[Excerpt from a dataset]
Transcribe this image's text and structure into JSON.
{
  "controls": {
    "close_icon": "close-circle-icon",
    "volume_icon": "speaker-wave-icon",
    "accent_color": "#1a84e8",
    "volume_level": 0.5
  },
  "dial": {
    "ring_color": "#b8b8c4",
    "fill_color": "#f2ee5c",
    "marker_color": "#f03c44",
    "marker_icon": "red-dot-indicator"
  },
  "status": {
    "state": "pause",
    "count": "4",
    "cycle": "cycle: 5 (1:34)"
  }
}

> THE TASK: Please repeat the material above, word for word and in full.

> RESPONSE:
Transcribe this image's text and structure into JSON.
{
  "controls": {
    "close_icon": "close-circle-icon",
    "volume_icon": "speaker-wave-icon",
    "accent_color": "#1a84e8",
    "volume_level": 0.5
  },
  "dial": {
    "ring_color": "#b8b8c4",
    "fill_color": "#f2ee5c",
    "marker_color": "#f03c44",
    "marker_icon": "red-dot-indicator"
  },
  "status": {
    "state": "pause",
    "count": "4",
    "cycle": "cycle: 5 (1:34)"
  }
}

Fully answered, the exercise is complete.